Entries provided:

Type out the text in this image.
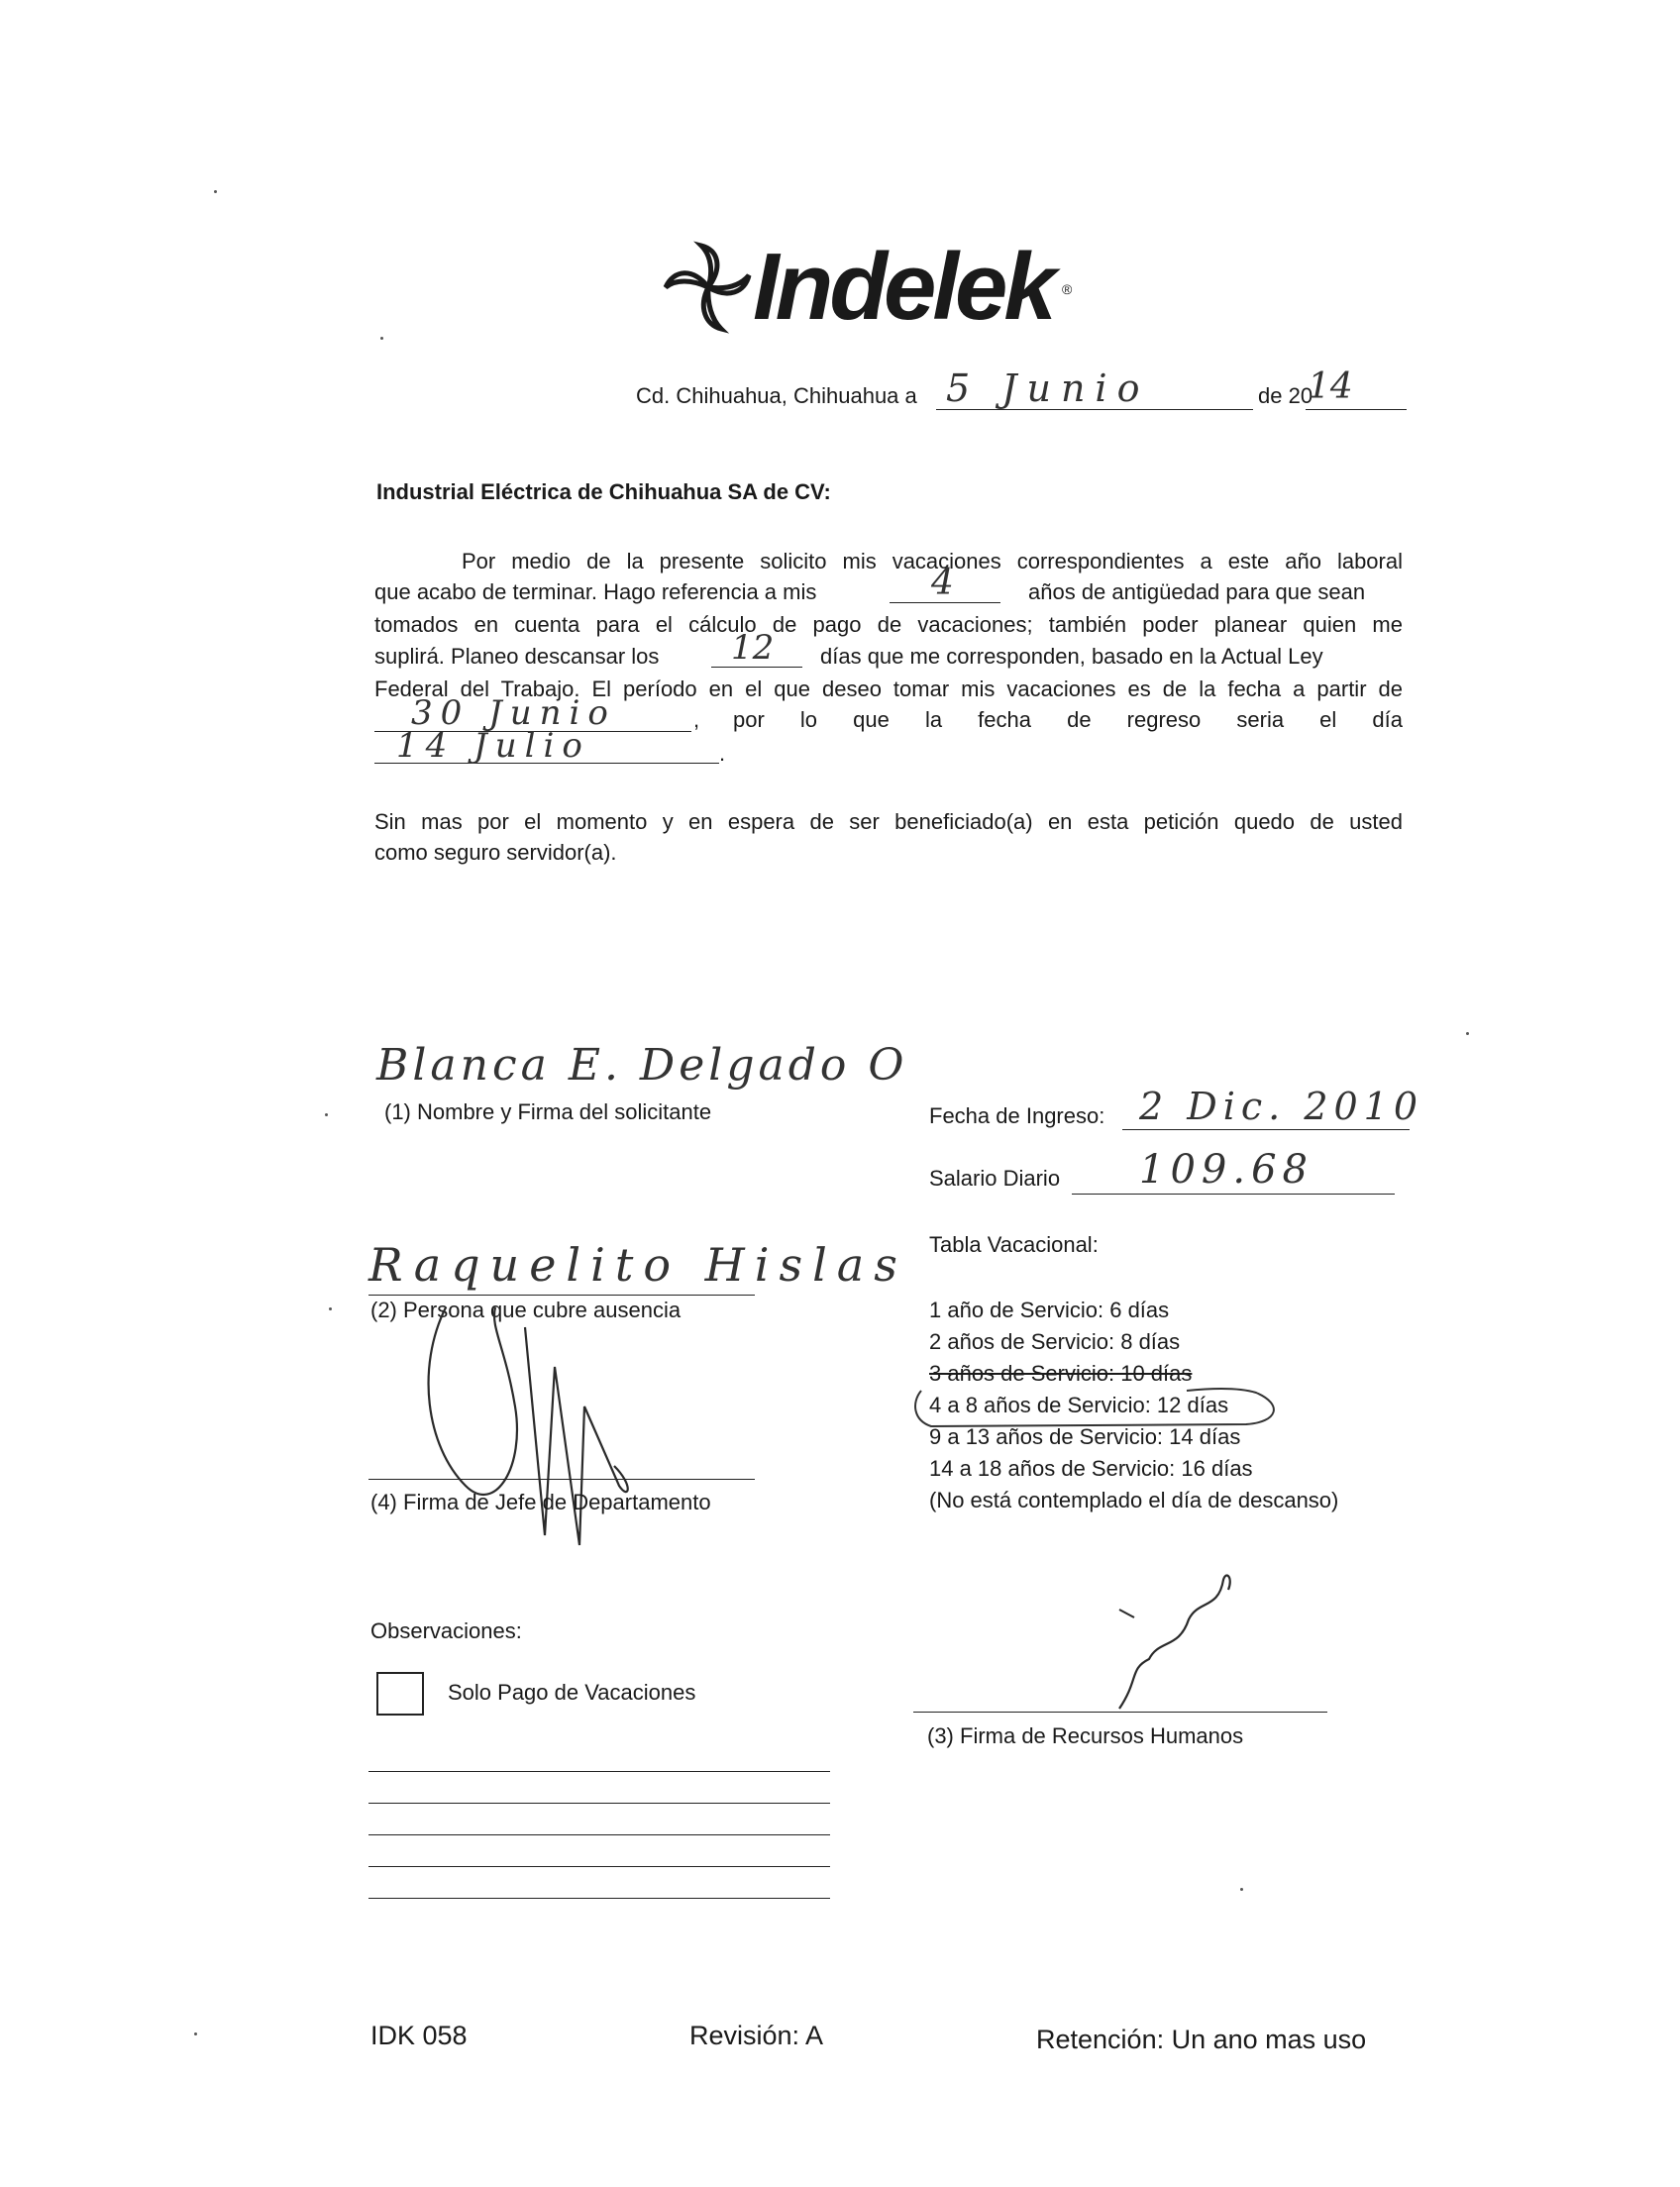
Indelek ®
Cd. Chihuahua, Chihuahua a 5 Junio	de 20
14
Industrial Eléctrica de Chihuahua SA de CV:
Por medio de la presente solicito mis vacaciones correspondientes a este año laboral
que acabo de terminar. Hago referencia a mis	4	años de antigüedad para que sean
tomados en cuenta para el cálculo de pago de vacaciones; también poder planear quien me
suplirá. Planeo descansar los 12 días que me corresponden, basado en la Actual Ley
Federal del Trabajo. El período en el que deseo tomar mis vacaciones es de la fecha a partir de
30 Junio	, por lo que la fecha de regreso seria el día
14 Julio	.
Sin mas por el momento y en espera de ser beneficiado(a) en esta petición quedo de usted
como seguro servidor(a).
Blanca E. Delgado O
(1) Nombre y Firma del solicitante	Fecha de Ingreso: 2 Dic. 2010
Salario Diario 109.68
Raquelito Hislas
(2) Persona que cubre ausencia
(4) Firma de Jefe de Departamento
Tabla Vacacional:
1 año de Servicio: 6 días
2 años de Servicio: 8 días
3 años de Servicio: 10 días
4 a 8 años de Servicio: 12 días
9 a 13 años de Servicio: 14 días
14 a 18 años de Servicio: 16 días
(No está contemplado el día de descanso)
(3) Firma de Recursos Humanos
Observaciones:
Solo Pago de Vacaciones
IDK 058	Revisión: A	Retención: Un ano mas uso
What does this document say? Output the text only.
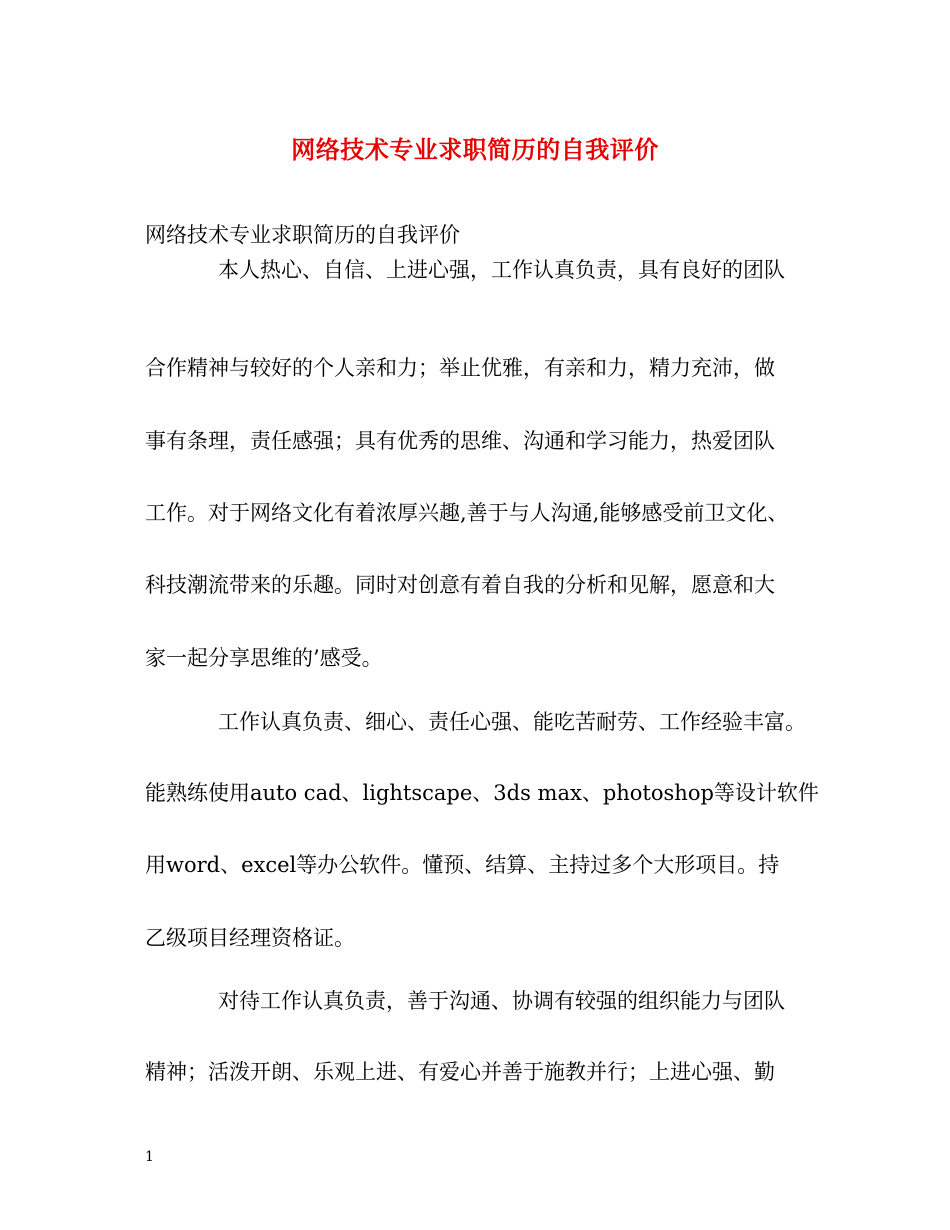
网络技术专业求职简历的自我评价
网络技术专业求职简历的自我评价
本人热心、自信、上进心强，工作认真负责，具有良好的团队
合作精神与较好的个人亲和力；举止优雅，有亲和力，精力充沛，做
事有条理，责任感强；具有优秀的思维、沟通和学习能力，热爱团队
工作。对于网络文化有着浓厚兴趣,善于与人沟通,能够感受前卫文化、
科技潮流带来的乐趣。同时对创意有着自我的分析和见解，愿意和大
家一起分享思维的’感受。
工作认真负责、细心、责任心强、能吃苦耐劳、工作经验丰富。
能熟练使用auto cad、lightscape、3ds max、photoshop等设计软件
用word、excel等办公软件。懂预、结算、主持过多个大形项目。持
乙级项目经理资格证。
对待工作认真负责，善于沟通、协调有较强的组织能力与团队
精神；活泼开朗、乐观上进、有爱心并善于施教并行；上进心强、勤
1
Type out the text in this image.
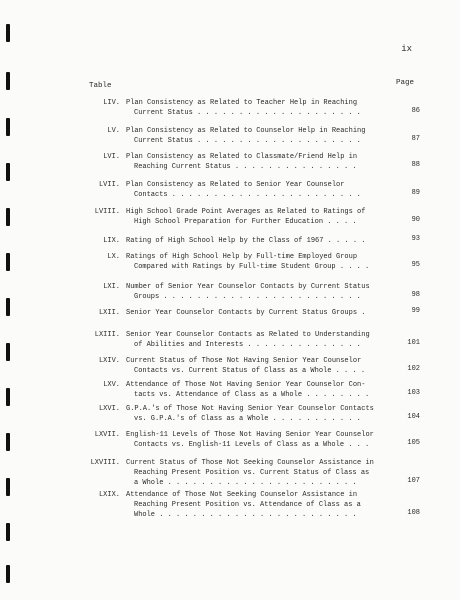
ix
Table	Page
LIV. Plan Consistency as Related to Teacher Help in Reaching
Current Status . . . . . . . . . . . . . . . . . . . .	86
LV. Plan Consistency as Related to Counselor Help in Reaching
Current Status . . . . . . . . . . . . . . . . . . . .	87
LVI. Plan Consistency as Related to Classmate/Friend Help in
Reaching Current Status . . . . . . . . . . . . . . .	88
LVII. Plan Consistency as Related to Senior Year Counselor
Contacts . . . . . . . . . . . . . . . . . . . . . . .	89
LVIII. High School Grade Point Averages as Related to Ratings of
High School Preparation for Further Education . . . .	90
LIX. Rating of High School Help by the Class of 1967 . . . . .	93
LX. Ratings of High School Help by Full-time Employed Group
Compared with Ratings by Full-time Student Group . . . .	95
LXI. Number of Senior Year Counselor Contacts by Current Status
Groups . . . . . . . . . . . . . . . . . . . . . . . .	98
LXII. Senior Year Counselor Contacts by Current Status Groups .	99
LXIII. Senior Year Counselor Contacts as Related to Understanding
of Abilities and Interests . . . . . . . . . . . . . .	101
LXIV. Current Status of Those Not Having Senior Year Counselor
Contacts vs. Current Status of Class as a Whole . . . .	102
LXV. Attendance of Those Not Having Senior Year Counselor Con-
tacts vs. Attendance of Class as a Whole . . . . . . . .	103
LXVI. G.P.A.'s of Those Not Having Senior Year Counselor Contacts
vs. G.P.A.'s of Class as a Whole . . . . . . . . . . .	104
LXVII. English-11 Levels of Those Not Having Senior Year Counselor
Contacts vs. English-11 Levels of Class as a Whole . . .	105
LXVIII. Current Status of Those Not Seeking Counselor Assistance in
Reaching Present Position vs. Current Status of Class as
a Whole . . . . . . . . . . . . . . . . . . . . . . .	107
LXIX. Attendance of Those Not Seeking Counselor Assistance in
Reaching Present Position vs. Attendance of Class as a
Whole . . . . . . . . . . . . . . . . . . . . . . . .	108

Objective:
Copy all lines from the material that include "Groups".

Task solution:
Groups . . . . . . . . . . . . . . . . . . . . . . . .	98
LXII. Senior Year Counselor Contacts by Current Status Groups .	99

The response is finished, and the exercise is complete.